## AIM
How many lines of the material below contain the string "grade"? Answer with the number and nothing else.

---------- RECORDS SUPPLIED ----------

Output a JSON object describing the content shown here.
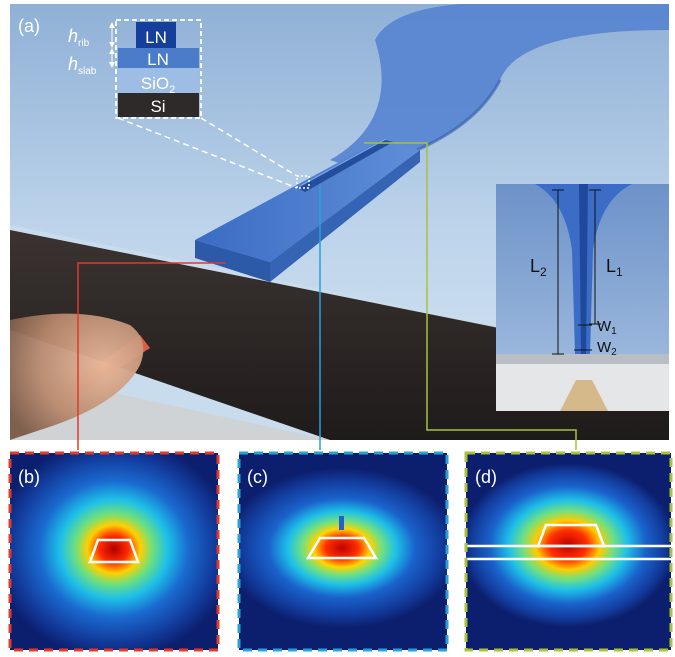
{
  "panels": {
    "a": "(a)",
    "b": "(b)",
    "c": "(c)",
    "d": "(d)"
  },
  "stack": {
    "layers": [
      "LN",
      "LN",
      "SiO",
      "Si"
    ],
    "sio2_subscript": "2"
  },
  "dimensions": {
    "h_rib": "h",
    "h_rib_sub": "rib",
    "h_slab": "h",
    "h_slab_sub": "slab"
  },
  "taper": {
    "L1": "L",
    "L1_sub": "1",
    "L2": "L",
    "L2_sub": "2",
    "W1": "W",
    "W1_sub": "1",
    "W2": "W",
    "W2_sub": "2"
  },
  "colors": {
    "waveguide": "#3f73c8",
    "background_sky": "#b8d0e8",
    "silicon": "#2b2624",
    "red_callout": "#e0392e",
    "blue_callout": "#2aa0d6",
    "green_callout": "#a8c23a",
    "mode_background": "#0c1f6e"
  }
}
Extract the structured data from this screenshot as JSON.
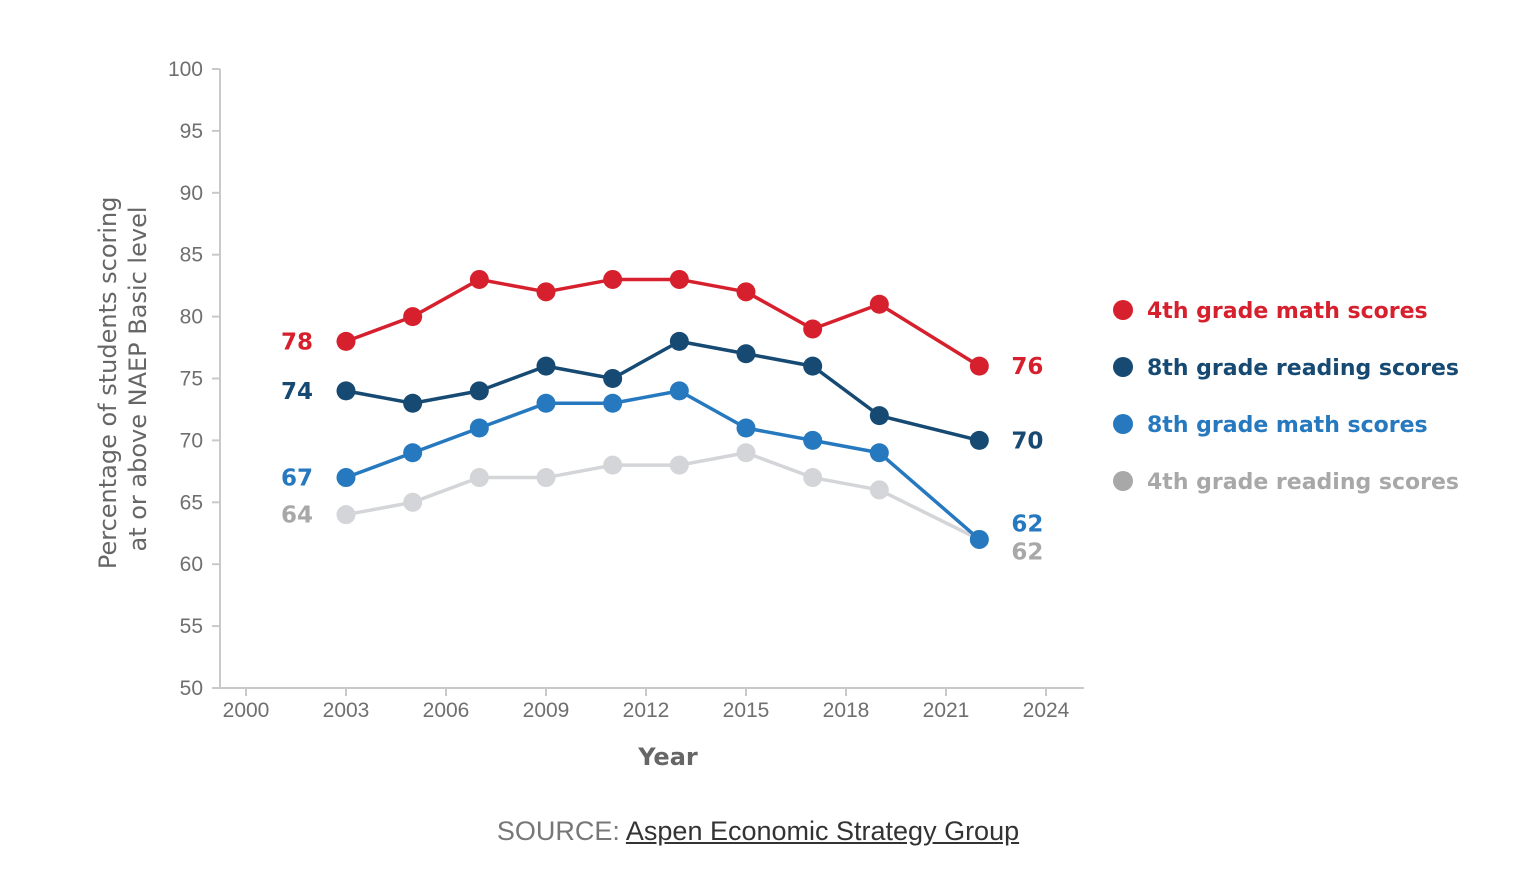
{
  "chart_data": {
    "type": "line",
    "title": "",
    "xlabel": "Year",
    "ylabel_lines": [
      "Percentage of students scoring",
      "at or above NAEP Basic level"
    ],
    "xlim": [
      2000,
      2024
    ],
    "ylim": [
      50,
      100
    ],
    "xticks": [
      "2000",
      "2003",
      "2006",
      "2009",
      "2012",
      "2015",
      "2018",
      "2021",
      "2024"
    ],
    "yticks": [
      "50",
      "55",
      "60",
      "65",
      "70",
      "75",
      "80",
      "85",
      "90",
      "95",
      "100"
    ],
    "grid": false,
    "legend_position": "right",
    "series": [
      {
        "name": "4th grade math scores",
        "color": "#d7202d",
        "x": [
          2003,
          2005,
          2007,
          2009,
          2011,
          2013,
          2015,
          2017,
          2019,
          2022
        ],
        "values": [
          78,
          80,
          83,
          82,
          83,
          83,
          82,
          79,
          81,
          76
        ],
        "start_label": "78",
        "end_label": "76"
      },
      {
        "name": "8th grade reading scores",
        "color": "#164a73",
        "x": [
          2003,
          2005,
          2007,
          2009,
          2011,
          2013,
          2015,
          2017,
          2019,
          2022
        ],
        "values": [
          74,
          73,
          74,
          76,
          75,
          78,
          77,
          76,
          72,
          70
        ],
        "start_label": "74",
        "end_label": "70"
      },
      {
        "name": "8th grade math scores",
        "color": "#2679bf",
        "x": [
          2003,
          2005,
          2007,
          2009,
          2011,
          2013,
          2015,
          2017,
          2019,
          2022
        ],
        "values": [
          67,
          69,
          71,
          73,
          73,
          74,
          71,
          70,
          69,
          62
        ],
        "start_label": "67",
        "end_label": "62"
      },
      {
        "name": "4th grade reading scores",
        "color": "#d3d5d8",
        "label_color": "#a8a8a8",
        "x": [
          2003,
          2005,
          2007,
          2009,
          2011,
          2013,
          2015,
          2017,
          2019,
          2022
        ],
        "values": [
          64,
          65,
          67,
          67,
          68,
          68,
          69,
          67,
          66,
          62
        ],
        "start_label": "64",
        "end_label": "62"
      }
    ]
  },
  "legend_dot_colors": [
    "#d7202d",
    "#164a73",
    "#2679bf",
    "#a8a8a8"
  ],
  "source": {
    "prefix": "SOURCE: ",
    "link_text": "Aspen Economic Strategy Group"
  }
}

----------

## ANSWER FOR THIS EXERCISE
4